§ **The data**:
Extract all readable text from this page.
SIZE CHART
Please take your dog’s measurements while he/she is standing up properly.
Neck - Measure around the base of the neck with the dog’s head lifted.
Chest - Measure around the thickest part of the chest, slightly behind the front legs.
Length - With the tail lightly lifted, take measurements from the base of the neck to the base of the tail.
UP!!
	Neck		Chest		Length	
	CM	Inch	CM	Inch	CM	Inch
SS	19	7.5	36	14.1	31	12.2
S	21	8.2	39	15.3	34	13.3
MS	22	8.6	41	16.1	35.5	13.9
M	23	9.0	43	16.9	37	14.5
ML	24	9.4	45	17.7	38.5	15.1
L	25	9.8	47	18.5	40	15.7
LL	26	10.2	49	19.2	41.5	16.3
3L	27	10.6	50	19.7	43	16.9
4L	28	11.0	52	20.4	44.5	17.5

§ **Instructions to follow**:
From the entries above, copy out every line where the string "around" appears.

§ **The output**:
Neck - Measure around the base of the neck with the dog’s head lifted.
Chest - Measure around the thickest part of the chest, slightly behind the front legs.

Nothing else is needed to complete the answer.